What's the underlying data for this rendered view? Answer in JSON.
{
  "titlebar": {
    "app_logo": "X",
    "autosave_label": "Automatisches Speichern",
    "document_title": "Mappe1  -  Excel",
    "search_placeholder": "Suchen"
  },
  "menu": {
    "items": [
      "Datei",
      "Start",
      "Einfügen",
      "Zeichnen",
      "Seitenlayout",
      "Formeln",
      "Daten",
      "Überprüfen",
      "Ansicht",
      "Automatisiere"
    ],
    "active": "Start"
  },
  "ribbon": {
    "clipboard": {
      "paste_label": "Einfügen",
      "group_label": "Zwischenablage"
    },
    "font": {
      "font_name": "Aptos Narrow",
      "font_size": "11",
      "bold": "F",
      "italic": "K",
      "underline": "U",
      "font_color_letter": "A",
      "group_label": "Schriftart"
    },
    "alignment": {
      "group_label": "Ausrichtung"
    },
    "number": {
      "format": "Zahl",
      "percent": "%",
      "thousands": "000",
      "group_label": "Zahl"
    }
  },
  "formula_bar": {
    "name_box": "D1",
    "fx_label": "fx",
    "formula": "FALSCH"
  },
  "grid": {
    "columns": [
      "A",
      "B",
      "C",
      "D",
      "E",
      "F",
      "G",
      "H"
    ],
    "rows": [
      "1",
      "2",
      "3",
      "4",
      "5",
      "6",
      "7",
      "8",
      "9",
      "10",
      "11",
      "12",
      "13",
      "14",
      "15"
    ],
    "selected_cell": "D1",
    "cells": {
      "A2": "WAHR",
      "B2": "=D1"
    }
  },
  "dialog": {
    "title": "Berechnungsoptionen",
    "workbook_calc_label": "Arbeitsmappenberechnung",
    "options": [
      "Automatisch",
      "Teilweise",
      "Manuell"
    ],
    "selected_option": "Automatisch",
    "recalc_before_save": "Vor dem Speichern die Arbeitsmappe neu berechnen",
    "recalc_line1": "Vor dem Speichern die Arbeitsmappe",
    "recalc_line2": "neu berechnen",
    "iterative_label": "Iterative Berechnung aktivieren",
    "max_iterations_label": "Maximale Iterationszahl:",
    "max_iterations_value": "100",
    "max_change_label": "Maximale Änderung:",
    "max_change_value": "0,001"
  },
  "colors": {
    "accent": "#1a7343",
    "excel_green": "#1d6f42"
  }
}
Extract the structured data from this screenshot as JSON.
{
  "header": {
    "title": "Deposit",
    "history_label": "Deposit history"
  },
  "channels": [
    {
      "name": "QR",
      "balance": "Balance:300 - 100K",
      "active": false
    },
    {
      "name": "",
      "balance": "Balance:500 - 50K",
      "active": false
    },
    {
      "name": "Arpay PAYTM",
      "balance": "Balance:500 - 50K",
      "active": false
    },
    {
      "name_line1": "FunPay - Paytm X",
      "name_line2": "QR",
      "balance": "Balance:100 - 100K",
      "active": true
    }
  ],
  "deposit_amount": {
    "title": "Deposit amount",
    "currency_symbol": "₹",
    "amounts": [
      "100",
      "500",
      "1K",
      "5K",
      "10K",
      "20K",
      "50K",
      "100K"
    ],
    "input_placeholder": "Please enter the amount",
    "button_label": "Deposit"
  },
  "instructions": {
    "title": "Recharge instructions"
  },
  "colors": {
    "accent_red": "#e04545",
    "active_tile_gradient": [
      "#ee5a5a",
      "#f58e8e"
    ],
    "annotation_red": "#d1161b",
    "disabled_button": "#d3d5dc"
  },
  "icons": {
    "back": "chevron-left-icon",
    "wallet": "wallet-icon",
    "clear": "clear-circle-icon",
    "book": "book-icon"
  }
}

▬▬▬▬▬▬▬▬▬▬

◆ To be done
Give back all the records exactly as they stand.

◆ Finished task
What's the underlying data for this rendered view? Answer in JSON.
{
  "titlebar": {
    "app_logo": "X",
    "autosave_label": "Automatisches Speichern",
    "document_title": "Mappe1  -  Excel",
    "search_placeholder": "Suchen"
  },
  "menu": {
    "items": [
      "Datei",
      "Start",
      "Einfügen",
      "Zeichnen",
      "Seitenlayout",
      "Formeln",
      "Daten",
      "Überprüfen",
      "Ansicht",
      "Automatisiere"
    ],
    "active": "Start"
  },
  "ribbon": {
    "clipboard": {
      "paste_label": "Einfügen",
      "group_label": "Zwischenablage"
    },
    "font": {
      "font_name": "Aptos Narrow",
      "font_size": "11",
      "bold": "F",
      "italic": "K",
      "underline": "U",
      "font_color_letter": "A",
      "group_label": "Schriftart"
    },
    "alignment": {
      "group_label": "Ausrichtung"
    },
    "number": {
      "format": "Zahl",
      "percent": "%",
      "thousands": "000",
      "group_label": "Zahl"
    }
  },
  "formula_bar": {
    "name_box": "D1",
    "fx_label": "fx",
    "formula": "FALSCH"
  },
  "grid": {
    "columns": [
      "A",
      "B",
      "C",
      "D",
      "E",
      "F",
      "G",
      "H"
    ],
    "rows": [
      "1",
      "2",
      "3",
      "4",
      "5",
      "6",
      "7",
      "8",
      "9",
      "10",
      "11",
      "12",
      "13",
      "14",
      "15"
    ],
    "selected_cell": "D1",
    "cells": {
      "A2": "WAHR",
      "B2": "=D1"
    }
  },
  "dialog": {
    "title": "Berechnungsoptionen",
    "workbook_calc_label": "Arbeitsmappenberechnung",
    "options": [
      "Automatisch",
      "Teilweise",
      "Manuell"
    ],
    "selected_option": "Automatisch",
    "recalc_before_save": "Vor dem Speichern die Arbeitsmappe neu berechnen",
    "recalc_line1": "Vor dem Speichern die Arbeitsmappe",
    "recalc_line2": "neu berechnen",
    "iterative_label": "Iterative Berechnung aktivieren",
    "max_iterations_label": "Maximale Iterationszahl:",
    "max_iterations_value": "100",
    "max_change_label": "Maximale Änderung:",
    "max_change_value": "0,001"
  },
  "colors": {
    "accent": "#1a7343",
    "excel_green": "#1d6f42"
  }
}
Extract the structured data from this screenshot as JSON.
{
  "header": {
    "title": "Deposit",
    "history_label": "Deposit history"
  },
  "channels": [
    {
      "name": "QR",
      "balance": "Balance:300 - 100K",
      "active": false
    },
    {
      "name": "",
      "balance": "Balance:500 - 50K",
      "active": false
    },
    {
      "name": "Arpay PAYTM",
      "balance": "Balance:500 - 50K",
      "active": false
    },
    {
      "name_line1": "FunPay - Paytm X",
      "name_line2": "QR",
      "balance": "Balance:100 - 100K",
      "active": true
    }
  ],
  "deposit_amount": {
    "title": "Deposit amount",
    "currency_symbol": "₹",
    "amounts": [
      "100",
      "500",
      "1K",
      "5K",
      "10K",
      "20K",
      "50K",
      "100K"
    ],
    "input_placeholder": "Please enter the amount",
    "button_label": "Deposit"
  },
  "instructions": {
    "title": "Recharge instructions"
  },
  "colors": {
    "accent_red": "#e04545",
    "active_tile_gradient": [
      "#ee5a5a",
      "#f58e8e"
    ],
    "annotation_red": "#d1161b",
    "disabled_button": "#d3d5dc"
  },
  "icons": {
    "back": "chevron-left-icon",
    "wallet": "wallet-icon",
    "clear": "clear-circle-icon",
    "book": "book-icon"
  }
}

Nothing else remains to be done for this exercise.